== REQUIRED WORK ==
Set the listing down again in full, word for word, with the pictures left out.

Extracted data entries
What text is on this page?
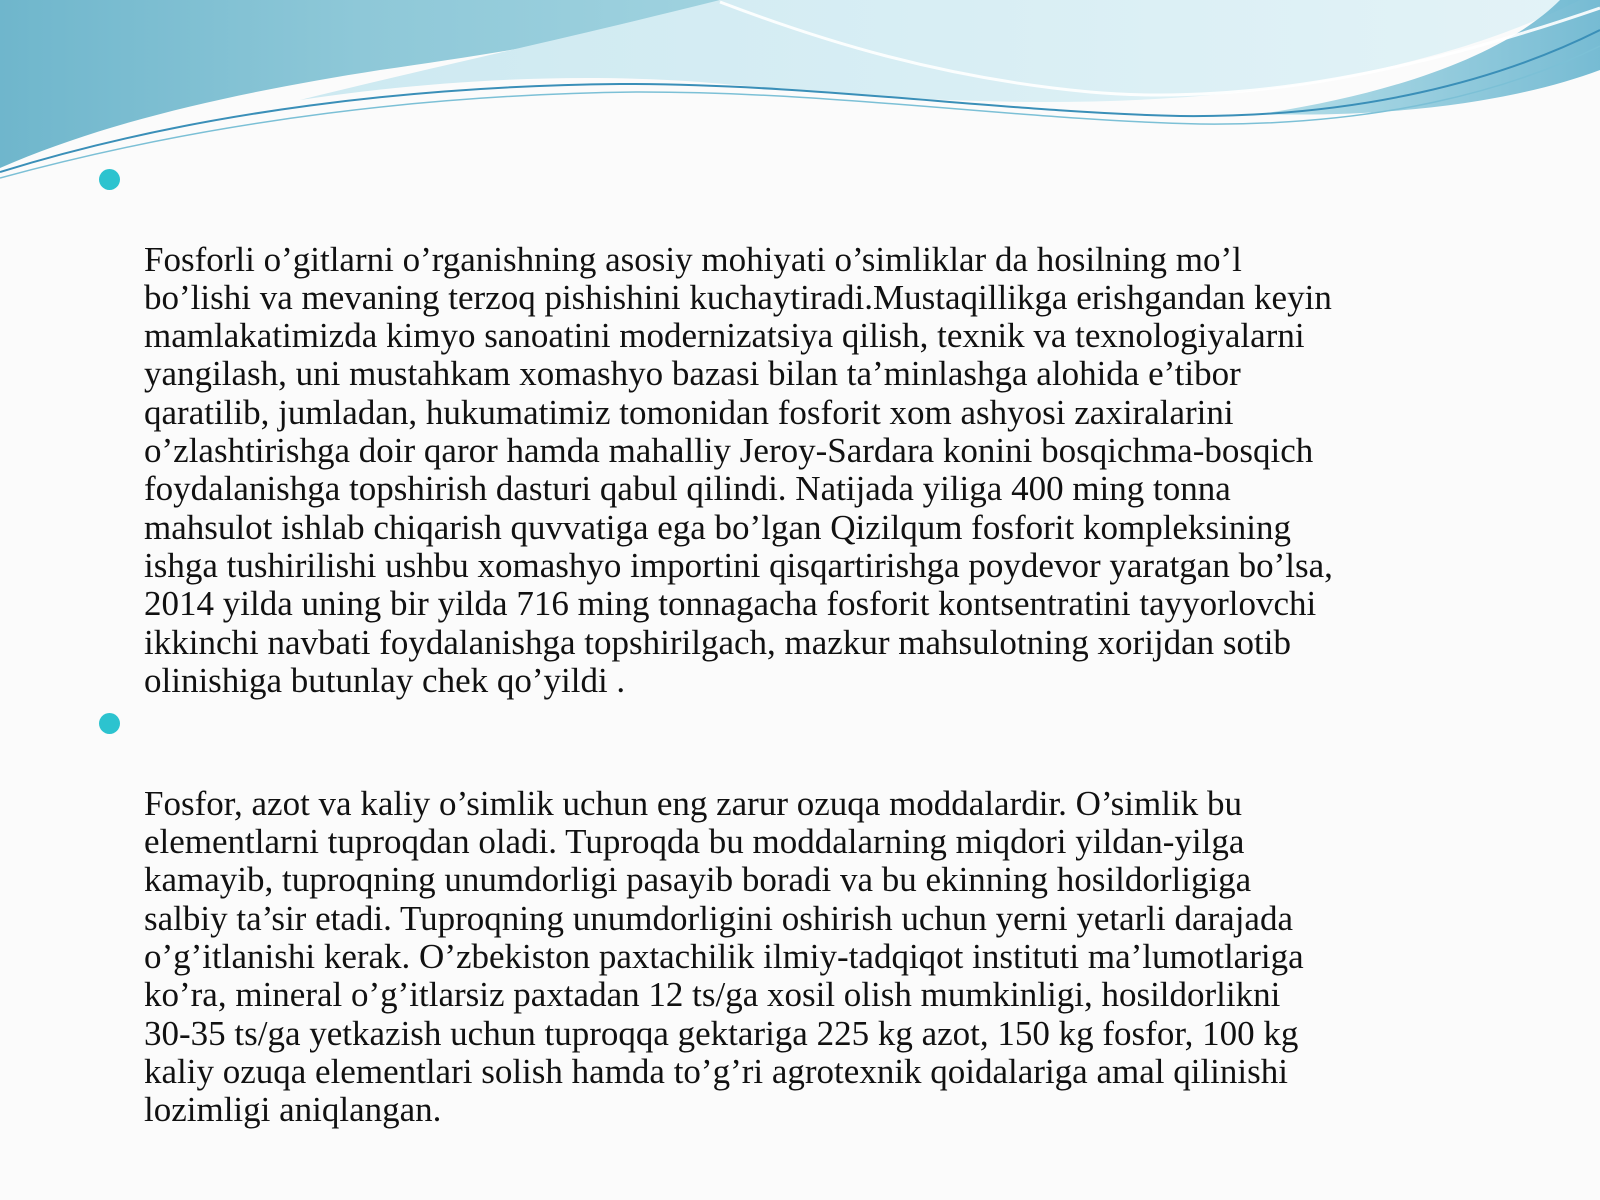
Fosforli o’gitlarni o’rganishning asosiy mohiyati o’simliklar da hosilning mo’l
bo’lishi va mevaning terzoq pishishini kuchaytiradi.Mustaqillikga erishgandan keyin
mamlakatimizda kimyo sanoatini modernizatsiya qilish, texnik va texnologiyalarni
yangilash, uni mustahkam xomashyo bazasi bilan ta’minlashga alohida e’tibor
qaratilib, jumladan, hukumatimiz tomonidan fosforit xom ashyosi zaxiralarini
o’zlashtirishga doir qaror hamda mahalliy Jeroy-Sardara konini bosqichma-bosqich
foydalanishga topshirish dasturi qabul qilindi. Natijada yiliga 400 ming tonna
mahsulot ishlab chiqarish quvvatiga ega bo’lgan Qizilqum fosforit kompleksining
ishga tushirilishi ushbu xomashyo importini qisqartirishga poydevor yaratgan bo’lsa,
2014 yilda uning bir yilda 716 ming tonnagacha fosforit kontsentratini tayyorlovchi
ikkinchi navbati foydalanishga topshirilgach, mazkur mahsulotning xorijdan sotib
olinishiga butunlay chek qo’yildi .

Fosfor, azot va kaliy o’simlik uchun eng zarur ozuqa moddalardir. O’simlik bu
elementlarni tuproqdan oladi. Tuproqda bu moddalarning miqdori yildan-yilga
kamayib, tuproqning unumdorligi pasayib boradi va bu ekinning hosildorligiga
salbiy ta’sir etadi. Tuproqning unumdorligini oshirish uchun yerni yetarli darajada
o’g’itlanishi kerak. O’zbekiston paxtachilik ilmiy-tadqiqot instituti ma’lumotlariga
ko’ra, mineral o’g’itlarsiz paxtadan 12 ts/ga xosil olish mumkinligi, hosildorlikni
30-35 ts/ga yetkazish uchun tuproqqa gektariga 225 kg azot, 150 kg fosfor, 100 kg
kaliy ozuqa elementlari solish hamda to’g’ri agrotexnik qoidalariga amal qilinishi
lozimligi aniqlangan.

== SOLUTION TO THIS TASK ==
What text is on this page?
Fosforli o’gitlarni o’rganishning asosiy mohiyati o’simliklar da hosilning mo’l
bo’lishi va mevaning terzoq pishishini kuchaytiradi.Mustaqillikga erishgandan keyin
mamlakatimizda kimyo sanoatini modernizatsiya qilish, texnik va texnologiyalarni
yangilash, uni mustahkam xomashyo bazasi bilan ta’minlashga alohida e’tibor
qaratilib, jumladan, hukumatimiz tomonidan fosforit xom ashyosi zaxiralarini
o’zlashtirishga doir qaror hamda mahalliy Jeroy-Sardara konini bosqichma-bosqich
foydalanishga topshirish dasturi qabul qilindi. Natijada yiliga 400 ming tonna
mahsulot ishlab chiqarish quvvatiga ega bo’lgan Qizilqum fosforit kompleksining
ishga tushirilishi ushbu xomashyo importini qisqartirishga poydevor yaratgan bo’lsa,
2014 yilda uning bir yilda 716 ming tonnagacha fosforit kontsentratini tayyorlovchi
ikkinchi navbati foydalanishga topshirilgach, mazkur mahsulotning xorijdan sotib
olinishiga butunlay chek qo’yildi .

Fosfor, azot va kaliy o’simlik uchun eng zarur ozuqa moddalardir. O’simlik bu
elementlarni tuproqdan oladi. Tuproqda bu moddalarning miqdori yildan-yilga
kamayib, tuproqning unumdorligi pasayib boradi va bu ekinning hosildorligiga
salbiy ta’sir etadi. Tuproqning unumdorligini oshirish uchun yerni yetarli darajada
o’g’itlanishi kerak. O’zbekiston paxtachilik ilmiy-tadqiqot instituti ma’lumotlariga
ko’ra, mineral o’g’itlarsiz paxtadan 12 ts/ga xosil olish mumkinligi, hosildorlikni
30-35 ts/ga yetkazish uchun tuproqqa gektariga 225 kg azot, 150 kg fosfor, 100 kg
kaliy ozuqa elementlari solish hamda to’g’ri agrotexnik qoidalariga amal qilinishi
lozimligi aniqlangan.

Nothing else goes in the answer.